[Begin]

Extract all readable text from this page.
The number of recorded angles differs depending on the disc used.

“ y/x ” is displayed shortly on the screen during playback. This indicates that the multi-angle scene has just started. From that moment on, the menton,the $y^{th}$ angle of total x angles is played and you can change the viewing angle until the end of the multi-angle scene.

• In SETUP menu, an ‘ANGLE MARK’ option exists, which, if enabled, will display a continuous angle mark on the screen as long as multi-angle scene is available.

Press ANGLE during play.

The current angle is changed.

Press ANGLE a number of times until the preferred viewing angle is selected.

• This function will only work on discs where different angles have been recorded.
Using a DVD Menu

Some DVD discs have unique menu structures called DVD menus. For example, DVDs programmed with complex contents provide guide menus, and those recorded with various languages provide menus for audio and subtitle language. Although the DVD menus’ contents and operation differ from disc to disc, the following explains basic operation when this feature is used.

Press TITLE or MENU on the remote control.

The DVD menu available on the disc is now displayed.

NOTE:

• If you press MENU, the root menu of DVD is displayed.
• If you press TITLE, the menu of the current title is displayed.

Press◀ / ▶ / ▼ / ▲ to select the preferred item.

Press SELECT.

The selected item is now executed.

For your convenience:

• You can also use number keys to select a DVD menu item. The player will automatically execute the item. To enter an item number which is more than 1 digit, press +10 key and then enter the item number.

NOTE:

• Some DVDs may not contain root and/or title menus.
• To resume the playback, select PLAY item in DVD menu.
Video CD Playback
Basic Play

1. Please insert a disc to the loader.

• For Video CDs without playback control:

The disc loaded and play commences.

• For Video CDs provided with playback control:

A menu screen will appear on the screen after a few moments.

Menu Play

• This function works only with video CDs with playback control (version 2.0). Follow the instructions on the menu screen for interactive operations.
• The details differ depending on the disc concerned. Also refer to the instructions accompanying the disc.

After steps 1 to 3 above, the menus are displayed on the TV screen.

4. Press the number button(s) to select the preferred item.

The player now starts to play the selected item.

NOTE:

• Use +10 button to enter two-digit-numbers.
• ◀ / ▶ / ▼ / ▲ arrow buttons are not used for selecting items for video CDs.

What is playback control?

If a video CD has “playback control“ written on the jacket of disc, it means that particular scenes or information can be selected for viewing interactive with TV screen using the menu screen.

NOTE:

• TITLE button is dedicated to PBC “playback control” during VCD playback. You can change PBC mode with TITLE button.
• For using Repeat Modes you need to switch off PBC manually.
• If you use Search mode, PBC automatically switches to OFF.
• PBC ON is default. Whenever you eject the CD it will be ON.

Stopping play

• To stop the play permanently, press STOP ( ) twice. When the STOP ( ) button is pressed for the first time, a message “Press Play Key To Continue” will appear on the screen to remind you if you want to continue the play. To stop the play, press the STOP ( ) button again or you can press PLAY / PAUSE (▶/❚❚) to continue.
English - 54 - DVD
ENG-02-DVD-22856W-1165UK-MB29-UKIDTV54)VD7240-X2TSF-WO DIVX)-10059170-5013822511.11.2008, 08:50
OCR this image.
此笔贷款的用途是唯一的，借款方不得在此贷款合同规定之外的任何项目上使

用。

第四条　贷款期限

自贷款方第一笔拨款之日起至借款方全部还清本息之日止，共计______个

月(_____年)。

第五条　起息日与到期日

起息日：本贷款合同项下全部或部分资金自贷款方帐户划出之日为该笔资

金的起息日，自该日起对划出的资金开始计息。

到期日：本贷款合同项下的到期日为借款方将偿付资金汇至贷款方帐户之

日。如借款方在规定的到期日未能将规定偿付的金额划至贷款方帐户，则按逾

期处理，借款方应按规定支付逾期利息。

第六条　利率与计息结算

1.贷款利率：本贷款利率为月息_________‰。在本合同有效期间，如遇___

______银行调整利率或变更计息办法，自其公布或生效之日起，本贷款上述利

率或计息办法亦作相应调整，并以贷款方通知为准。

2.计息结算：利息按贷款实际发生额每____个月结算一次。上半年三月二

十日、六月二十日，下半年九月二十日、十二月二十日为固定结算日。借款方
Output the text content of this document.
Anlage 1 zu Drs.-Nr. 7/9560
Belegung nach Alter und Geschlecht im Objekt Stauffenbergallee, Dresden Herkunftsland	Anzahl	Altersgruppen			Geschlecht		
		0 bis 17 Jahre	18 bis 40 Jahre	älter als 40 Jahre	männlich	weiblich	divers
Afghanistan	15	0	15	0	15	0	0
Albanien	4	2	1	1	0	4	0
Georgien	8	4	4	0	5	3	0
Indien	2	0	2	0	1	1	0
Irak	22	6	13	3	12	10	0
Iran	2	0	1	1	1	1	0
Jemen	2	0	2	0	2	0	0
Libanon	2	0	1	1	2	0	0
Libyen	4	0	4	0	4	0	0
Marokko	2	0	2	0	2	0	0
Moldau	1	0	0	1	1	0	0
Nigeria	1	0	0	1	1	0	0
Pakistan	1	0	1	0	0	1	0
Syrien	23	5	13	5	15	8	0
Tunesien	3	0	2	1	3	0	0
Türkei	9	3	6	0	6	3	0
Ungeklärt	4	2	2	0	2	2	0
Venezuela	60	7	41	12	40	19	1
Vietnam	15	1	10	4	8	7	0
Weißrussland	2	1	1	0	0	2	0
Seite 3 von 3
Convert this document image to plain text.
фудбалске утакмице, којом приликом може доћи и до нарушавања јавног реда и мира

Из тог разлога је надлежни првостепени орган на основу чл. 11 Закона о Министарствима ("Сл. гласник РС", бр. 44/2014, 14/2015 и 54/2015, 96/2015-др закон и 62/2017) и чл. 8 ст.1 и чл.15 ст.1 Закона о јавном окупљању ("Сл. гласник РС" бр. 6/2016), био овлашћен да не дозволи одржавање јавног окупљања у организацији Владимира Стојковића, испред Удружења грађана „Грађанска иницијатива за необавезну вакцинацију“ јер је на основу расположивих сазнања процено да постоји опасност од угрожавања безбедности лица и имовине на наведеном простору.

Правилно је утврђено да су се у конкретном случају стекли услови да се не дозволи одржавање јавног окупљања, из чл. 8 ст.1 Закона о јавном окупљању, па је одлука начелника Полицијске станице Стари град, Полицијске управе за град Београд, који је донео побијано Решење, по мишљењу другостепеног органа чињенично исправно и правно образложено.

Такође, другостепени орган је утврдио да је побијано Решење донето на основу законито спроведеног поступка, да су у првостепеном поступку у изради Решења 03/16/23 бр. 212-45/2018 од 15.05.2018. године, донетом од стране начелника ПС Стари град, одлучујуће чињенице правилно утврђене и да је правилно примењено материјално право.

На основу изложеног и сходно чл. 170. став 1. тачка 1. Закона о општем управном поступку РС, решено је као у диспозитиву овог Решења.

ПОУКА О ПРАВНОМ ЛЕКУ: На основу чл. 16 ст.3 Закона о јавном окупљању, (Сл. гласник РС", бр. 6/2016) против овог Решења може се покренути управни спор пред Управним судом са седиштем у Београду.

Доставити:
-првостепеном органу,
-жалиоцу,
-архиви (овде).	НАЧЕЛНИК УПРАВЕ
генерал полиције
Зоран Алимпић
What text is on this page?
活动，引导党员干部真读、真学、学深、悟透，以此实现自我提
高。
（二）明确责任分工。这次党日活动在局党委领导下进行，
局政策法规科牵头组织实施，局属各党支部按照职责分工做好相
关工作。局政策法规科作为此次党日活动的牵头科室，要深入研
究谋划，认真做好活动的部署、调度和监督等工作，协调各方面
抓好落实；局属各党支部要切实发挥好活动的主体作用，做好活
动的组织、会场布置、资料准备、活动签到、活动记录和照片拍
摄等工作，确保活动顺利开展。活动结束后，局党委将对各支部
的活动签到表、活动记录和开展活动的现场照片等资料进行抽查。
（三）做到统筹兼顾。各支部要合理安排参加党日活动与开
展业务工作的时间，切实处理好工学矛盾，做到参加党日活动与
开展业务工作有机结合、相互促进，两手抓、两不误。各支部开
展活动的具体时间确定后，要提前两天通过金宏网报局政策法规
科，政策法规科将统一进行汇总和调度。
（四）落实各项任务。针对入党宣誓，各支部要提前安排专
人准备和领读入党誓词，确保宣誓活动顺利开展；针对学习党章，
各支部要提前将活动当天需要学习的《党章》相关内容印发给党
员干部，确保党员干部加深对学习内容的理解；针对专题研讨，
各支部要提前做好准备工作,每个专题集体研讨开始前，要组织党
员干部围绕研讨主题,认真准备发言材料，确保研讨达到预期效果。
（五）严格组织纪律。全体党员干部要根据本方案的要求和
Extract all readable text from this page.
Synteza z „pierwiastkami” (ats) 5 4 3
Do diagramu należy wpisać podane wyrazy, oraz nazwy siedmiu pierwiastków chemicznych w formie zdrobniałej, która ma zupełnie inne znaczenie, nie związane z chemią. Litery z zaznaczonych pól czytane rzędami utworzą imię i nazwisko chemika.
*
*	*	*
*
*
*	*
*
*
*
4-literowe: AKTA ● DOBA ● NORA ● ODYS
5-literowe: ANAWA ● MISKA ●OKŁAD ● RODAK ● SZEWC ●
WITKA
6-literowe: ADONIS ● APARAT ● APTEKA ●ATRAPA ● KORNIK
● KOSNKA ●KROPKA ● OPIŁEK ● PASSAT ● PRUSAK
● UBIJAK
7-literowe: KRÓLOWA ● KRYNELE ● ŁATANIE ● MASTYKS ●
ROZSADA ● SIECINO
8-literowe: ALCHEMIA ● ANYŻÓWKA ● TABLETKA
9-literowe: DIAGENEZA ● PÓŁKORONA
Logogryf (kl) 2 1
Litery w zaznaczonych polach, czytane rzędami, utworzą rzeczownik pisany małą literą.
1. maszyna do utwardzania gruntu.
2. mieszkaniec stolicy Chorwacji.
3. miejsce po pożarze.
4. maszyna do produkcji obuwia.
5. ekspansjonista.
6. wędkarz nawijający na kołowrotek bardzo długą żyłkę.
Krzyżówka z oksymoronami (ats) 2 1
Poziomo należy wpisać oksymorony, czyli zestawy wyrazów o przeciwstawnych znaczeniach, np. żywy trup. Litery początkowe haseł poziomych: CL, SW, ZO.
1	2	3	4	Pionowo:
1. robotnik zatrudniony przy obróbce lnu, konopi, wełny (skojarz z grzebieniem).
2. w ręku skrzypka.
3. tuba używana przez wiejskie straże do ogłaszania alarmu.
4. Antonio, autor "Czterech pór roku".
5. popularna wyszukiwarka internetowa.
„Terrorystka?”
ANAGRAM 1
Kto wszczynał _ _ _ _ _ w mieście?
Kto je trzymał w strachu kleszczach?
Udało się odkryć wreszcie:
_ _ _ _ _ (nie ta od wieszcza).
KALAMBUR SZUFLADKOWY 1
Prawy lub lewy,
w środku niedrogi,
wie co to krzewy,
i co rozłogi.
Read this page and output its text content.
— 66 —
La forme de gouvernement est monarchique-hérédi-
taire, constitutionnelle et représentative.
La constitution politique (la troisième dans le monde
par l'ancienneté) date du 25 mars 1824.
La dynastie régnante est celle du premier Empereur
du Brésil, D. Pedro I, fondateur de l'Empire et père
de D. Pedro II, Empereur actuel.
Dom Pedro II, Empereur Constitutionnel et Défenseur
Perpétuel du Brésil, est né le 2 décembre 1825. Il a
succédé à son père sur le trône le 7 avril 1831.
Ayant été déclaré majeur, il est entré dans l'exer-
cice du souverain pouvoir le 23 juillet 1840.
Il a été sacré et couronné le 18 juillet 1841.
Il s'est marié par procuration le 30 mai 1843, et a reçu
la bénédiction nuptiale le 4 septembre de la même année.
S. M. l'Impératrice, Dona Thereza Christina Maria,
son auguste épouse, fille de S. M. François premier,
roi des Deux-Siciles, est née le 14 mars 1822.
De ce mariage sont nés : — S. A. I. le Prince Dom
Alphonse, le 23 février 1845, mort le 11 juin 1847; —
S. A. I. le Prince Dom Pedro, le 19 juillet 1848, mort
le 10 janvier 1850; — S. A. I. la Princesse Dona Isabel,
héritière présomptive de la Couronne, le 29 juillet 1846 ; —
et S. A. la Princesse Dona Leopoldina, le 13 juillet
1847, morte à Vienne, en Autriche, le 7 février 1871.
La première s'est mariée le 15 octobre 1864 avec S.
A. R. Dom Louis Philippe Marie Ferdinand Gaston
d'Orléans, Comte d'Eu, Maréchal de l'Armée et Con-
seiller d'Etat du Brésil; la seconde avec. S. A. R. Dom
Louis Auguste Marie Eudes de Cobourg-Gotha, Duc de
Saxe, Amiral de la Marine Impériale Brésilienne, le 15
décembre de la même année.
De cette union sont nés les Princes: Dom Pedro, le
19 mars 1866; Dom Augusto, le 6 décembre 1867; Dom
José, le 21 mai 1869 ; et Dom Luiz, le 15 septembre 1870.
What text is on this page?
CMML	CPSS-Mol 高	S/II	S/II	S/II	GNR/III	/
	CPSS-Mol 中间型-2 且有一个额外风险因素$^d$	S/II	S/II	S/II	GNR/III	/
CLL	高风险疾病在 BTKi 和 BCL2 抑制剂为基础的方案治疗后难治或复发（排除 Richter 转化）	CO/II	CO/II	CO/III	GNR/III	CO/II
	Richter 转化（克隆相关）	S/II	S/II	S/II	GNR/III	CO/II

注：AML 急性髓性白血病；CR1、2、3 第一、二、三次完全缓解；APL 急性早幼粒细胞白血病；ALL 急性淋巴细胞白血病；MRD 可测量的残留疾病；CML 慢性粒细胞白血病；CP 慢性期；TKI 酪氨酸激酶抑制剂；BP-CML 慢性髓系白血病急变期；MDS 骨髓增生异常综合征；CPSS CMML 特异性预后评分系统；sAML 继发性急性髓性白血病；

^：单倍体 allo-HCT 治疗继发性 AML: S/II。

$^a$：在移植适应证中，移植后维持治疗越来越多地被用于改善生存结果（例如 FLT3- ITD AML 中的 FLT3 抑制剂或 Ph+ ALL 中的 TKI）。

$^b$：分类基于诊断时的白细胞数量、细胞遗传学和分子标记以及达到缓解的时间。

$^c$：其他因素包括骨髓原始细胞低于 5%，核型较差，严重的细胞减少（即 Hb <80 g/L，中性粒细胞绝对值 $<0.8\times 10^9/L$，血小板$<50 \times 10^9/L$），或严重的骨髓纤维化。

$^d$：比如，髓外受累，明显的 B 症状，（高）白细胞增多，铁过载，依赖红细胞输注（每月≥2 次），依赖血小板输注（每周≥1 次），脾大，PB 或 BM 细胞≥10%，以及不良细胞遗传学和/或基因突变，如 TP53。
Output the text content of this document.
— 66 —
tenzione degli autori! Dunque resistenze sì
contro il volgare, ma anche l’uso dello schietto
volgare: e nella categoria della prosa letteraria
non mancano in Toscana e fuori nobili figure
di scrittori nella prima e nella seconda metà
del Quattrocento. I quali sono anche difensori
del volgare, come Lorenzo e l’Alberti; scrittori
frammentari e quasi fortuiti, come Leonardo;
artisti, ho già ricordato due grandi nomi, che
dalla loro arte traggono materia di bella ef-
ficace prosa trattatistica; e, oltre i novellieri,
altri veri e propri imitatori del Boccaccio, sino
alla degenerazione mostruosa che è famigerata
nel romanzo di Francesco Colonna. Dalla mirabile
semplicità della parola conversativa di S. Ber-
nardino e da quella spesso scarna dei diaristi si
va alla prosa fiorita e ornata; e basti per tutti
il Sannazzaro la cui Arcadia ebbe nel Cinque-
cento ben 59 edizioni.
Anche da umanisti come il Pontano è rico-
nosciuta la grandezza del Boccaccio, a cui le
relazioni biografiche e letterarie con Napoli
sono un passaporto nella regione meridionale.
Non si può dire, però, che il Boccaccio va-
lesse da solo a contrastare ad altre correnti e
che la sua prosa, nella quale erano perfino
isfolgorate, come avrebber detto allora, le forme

[End]

■ WHAT YOU WILL DO ■
How many lines in these entries contain the string "della"? State the number and nothing more.

■ EXERCISE SOLUTION ■
2